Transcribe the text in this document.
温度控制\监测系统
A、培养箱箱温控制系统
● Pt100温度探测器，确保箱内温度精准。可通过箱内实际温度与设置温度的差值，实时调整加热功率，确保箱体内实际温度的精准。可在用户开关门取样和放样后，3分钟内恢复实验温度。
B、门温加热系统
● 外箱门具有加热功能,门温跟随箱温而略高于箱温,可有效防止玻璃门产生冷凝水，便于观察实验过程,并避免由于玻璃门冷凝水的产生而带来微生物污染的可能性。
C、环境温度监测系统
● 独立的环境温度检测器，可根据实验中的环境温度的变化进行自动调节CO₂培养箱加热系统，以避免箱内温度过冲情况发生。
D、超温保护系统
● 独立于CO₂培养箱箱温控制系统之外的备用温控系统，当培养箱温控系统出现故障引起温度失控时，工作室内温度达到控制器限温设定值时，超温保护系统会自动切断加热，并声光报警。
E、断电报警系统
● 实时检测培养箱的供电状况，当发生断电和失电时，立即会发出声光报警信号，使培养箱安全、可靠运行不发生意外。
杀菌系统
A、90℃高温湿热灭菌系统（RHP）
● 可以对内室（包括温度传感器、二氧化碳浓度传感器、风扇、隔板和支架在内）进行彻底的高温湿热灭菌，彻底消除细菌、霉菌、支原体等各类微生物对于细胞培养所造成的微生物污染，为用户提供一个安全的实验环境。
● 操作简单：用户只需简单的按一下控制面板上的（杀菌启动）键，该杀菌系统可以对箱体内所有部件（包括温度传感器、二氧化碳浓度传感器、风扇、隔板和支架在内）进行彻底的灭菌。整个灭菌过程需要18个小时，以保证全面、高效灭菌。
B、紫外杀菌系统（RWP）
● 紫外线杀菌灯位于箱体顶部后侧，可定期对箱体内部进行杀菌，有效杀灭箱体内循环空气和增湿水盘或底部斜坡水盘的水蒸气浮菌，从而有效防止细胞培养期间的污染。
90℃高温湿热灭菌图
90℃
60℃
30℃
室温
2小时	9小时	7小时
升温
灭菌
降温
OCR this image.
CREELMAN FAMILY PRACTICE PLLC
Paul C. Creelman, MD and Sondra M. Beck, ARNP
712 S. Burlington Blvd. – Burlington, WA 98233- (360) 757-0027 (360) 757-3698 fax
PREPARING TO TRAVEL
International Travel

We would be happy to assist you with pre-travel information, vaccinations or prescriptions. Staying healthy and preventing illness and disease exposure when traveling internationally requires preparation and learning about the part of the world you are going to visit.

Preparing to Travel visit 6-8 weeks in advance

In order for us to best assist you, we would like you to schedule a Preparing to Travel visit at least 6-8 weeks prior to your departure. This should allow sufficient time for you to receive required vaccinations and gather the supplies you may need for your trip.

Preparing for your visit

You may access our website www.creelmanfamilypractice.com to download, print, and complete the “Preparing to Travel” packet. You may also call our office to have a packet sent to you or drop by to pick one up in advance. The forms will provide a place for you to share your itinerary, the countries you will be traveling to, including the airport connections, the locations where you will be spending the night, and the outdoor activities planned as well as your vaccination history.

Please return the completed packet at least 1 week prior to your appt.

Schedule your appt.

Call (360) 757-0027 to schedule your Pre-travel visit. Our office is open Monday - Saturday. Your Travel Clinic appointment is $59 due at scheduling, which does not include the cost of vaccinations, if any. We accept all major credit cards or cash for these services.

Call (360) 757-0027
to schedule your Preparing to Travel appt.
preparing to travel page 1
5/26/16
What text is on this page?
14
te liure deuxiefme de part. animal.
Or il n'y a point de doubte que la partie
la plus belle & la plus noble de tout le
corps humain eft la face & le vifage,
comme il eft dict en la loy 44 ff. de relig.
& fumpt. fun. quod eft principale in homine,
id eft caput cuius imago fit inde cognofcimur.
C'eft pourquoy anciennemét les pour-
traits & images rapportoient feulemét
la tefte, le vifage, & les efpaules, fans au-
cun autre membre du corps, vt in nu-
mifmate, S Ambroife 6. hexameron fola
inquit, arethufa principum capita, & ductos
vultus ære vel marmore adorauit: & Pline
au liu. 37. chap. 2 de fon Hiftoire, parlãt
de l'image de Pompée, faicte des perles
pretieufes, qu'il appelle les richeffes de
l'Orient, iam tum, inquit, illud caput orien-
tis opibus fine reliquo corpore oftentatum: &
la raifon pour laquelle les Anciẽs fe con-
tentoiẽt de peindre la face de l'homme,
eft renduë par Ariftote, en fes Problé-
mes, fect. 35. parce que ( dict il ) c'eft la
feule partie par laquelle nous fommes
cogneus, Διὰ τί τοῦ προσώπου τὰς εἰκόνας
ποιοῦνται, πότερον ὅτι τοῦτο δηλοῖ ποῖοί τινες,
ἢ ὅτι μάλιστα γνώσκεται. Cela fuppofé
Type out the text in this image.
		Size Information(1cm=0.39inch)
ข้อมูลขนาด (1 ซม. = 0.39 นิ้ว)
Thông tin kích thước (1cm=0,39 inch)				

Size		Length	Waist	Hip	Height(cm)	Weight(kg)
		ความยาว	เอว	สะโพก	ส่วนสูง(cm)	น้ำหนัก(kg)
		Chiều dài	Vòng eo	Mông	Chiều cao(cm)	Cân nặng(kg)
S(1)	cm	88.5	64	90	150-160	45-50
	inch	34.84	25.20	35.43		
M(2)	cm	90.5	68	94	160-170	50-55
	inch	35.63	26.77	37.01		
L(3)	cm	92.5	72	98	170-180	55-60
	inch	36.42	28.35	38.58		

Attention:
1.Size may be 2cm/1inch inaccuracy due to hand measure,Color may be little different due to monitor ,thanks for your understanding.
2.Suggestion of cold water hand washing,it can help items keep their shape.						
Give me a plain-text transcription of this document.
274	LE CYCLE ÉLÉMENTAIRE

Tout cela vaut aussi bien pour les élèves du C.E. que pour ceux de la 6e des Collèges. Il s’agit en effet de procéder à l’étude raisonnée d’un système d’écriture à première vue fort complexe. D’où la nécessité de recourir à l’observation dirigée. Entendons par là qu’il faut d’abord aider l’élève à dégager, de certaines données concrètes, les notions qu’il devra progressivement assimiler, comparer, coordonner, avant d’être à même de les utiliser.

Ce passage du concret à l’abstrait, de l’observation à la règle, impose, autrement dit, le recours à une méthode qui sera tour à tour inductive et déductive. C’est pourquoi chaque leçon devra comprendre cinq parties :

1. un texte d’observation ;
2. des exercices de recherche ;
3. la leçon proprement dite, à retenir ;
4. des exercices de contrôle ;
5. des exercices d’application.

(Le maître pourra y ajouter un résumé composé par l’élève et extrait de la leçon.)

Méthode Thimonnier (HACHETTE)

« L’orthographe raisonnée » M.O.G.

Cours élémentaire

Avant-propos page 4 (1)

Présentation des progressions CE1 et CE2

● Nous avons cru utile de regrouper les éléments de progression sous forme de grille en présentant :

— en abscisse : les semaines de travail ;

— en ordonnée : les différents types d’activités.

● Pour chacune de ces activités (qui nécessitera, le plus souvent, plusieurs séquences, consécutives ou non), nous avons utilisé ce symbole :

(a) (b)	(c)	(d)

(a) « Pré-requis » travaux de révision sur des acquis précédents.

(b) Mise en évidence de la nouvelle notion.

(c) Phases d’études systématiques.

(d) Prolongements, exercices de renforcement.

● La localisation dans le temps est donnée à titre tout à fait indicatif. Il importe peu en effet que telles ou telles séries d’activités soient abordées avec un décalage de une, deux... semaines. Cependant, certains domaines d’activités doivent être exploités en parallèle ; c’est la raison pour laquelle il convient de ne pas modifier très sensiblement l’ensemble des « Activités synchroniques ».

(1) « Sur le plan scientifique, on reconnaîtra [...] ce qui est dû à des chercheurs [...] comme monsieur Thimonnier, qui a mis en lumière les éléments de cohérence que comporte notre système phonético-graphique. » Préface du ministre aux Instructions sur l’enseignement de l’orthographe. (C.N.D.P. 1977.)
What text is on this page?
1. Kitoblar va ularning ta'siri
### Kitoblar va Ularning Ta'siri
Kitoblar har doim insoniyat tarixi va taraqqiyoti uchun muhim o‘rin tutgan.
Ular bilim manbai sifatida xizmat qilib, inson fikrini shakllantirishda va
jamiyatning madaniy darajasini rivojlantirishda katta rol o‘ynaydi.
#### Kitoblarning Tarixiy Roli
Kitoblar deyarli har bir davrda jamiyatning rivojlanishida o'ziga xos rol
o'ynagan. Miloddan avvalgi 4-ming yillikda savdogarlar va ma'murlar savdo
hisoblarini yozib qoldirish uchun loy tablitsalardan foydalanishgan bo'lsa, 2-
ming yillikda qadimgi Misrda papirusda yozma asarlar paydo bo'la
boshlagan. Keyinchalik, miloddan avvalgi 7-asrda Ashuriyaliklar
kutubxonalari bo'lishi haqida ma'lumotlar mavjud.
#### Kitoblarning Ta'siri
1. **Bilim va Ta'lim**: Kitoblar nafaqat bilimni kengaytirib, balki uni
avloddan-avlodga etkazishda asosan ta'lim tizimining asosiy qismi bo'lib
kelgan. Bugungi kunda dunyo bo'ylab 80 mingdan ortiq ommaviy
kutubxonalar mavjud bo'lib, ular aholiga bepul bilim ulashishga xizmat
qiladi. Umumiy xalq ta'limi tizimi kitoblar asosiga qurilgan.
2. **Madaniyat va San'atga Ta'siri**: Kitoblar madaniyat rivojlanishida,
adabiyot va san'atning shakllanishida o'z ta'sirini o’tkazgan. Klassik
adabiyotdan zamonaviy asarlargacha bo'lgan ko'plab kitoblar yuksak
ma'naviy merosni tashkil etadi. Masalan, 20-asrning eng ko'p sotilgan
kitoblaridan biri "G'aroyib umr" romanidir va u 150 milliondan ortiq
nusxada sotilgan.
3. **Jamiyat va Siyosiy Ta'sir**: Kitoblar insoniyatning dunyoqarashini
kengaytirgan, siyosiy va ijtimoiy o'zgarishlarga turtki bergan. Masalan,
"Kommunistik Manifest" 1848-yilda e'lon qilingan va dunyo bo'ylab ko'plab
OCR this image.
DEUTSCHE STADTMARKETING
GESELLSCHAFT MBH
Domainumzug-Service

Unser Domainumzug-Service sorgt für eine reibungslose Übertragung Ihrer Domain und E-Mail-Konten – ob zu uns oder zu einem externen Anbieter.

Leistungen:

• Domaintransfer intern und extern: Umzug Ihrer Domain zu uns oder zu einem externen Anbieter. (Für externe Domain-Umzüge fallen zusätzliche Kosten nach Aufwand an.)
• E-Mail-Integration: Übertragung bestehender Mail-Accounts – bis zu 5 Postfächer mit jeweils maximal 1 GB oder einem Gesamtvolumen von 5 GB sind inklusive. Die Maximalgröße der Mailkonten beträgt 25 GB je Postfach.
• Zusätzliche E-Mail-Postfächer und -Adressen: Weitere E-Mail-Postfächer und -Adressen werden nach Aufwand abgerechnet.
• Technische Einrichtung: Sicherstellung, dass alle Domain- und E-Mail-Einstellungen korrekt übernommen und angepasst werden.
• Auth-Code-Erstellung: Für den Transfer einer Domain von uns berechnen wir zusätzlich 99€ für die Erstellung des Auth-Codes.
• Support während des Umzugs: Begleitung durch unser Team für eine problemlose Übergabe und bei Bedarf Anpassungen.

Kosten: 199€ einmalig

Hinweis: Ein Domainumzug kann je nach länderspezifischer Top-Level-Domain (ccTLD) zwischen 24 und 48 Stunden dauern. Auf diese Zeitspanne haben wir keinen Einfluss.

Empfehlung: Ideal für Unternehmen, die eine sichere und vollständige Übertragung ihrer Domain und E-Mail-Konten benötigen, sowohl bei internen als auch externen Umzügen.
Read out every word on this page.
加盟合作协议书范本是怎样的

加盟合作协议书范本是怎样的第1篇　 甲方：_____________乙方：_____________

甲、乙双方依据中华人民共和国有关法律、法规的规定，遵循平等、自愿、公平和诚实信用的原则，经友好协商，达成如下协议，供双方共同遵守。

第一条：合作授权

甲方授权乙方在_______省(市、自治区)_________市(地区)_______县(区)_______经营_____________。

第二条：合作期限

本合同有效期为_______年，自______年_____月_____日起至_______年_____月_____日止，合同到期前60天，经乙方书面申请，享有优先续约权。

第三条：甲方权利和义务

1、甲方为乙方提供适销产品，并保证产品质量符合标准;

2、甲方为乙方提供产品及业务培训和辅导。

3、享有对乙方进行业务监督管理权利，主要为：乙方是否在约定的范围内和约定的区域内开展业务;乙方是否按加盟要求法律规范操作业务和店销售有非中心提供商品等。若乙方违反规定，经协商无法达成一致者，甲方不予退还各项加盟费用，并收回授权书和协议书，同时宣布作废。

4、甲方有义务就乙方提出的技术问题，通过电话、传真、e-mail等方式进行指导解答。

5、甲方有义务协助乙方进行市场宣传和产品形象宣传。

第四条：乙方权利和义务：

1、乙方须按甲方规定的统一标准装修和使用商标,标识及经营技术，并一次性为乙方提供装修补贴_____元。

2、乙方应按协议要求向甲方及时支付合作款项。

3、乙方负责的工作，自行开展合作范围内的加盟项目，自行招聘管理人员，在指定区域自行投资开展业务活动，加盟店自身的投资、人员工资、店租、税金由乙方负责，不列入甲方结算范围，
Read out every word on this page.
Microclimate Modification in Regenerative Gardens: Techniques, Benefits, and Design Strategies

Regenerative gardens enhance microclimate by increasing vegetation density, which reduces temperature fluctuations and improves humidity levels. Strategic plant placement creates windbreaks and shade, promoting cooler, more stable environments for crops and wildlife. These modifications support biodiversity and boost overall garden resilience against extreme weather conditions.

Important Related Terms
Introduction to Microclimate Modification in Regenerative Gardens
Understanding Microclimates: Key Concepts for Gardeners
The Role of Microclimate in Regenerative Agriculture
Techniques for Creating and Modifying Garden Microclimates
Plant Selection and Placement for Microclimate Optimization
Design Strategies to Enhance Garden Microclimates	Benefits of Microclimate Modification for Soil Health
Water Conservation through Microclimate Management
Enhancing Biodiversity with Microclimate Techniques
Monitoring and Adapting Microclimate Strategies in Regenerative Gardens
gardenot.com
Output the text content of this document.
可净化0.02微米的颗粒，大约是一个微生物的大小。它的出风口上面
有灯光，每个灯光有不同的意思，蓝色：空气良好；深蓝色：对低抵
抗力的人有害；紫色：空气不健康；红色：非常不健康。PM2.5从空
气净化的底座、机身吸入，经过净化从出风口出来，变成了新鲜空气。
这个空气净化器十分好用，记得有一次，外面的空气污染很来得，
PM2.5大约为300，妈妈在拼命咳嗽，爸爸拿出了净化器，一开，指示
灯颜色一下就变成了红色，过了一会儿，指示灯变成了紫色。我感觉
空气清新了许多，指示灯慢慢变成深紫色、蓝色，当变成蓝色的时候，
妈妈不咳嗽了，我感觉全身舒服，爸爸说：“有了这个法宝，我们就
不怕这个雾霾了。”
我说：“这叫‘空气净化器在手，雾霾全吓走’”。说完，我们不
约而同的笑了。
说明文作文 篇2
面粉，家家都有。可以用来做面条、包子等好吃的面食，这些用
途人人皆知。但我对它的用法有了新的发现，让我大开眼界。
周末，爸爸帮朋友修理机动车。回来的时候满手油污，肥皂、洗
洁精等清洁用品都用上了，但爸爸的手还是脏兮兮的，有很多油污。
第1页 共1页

----

## What you should do
Only lines with "prior" are wanted here; list each of them.

## Solution to the problem
In order for us to best assist you, we would like you to schedule a Preparing to Travel visit at least 6-8 weeks prior to your departure. This should allow sufficient time for you to receive required vaccinations and gather the supplies you may need for your trip.
Please return the completed packet at least 1 week prior to your appt.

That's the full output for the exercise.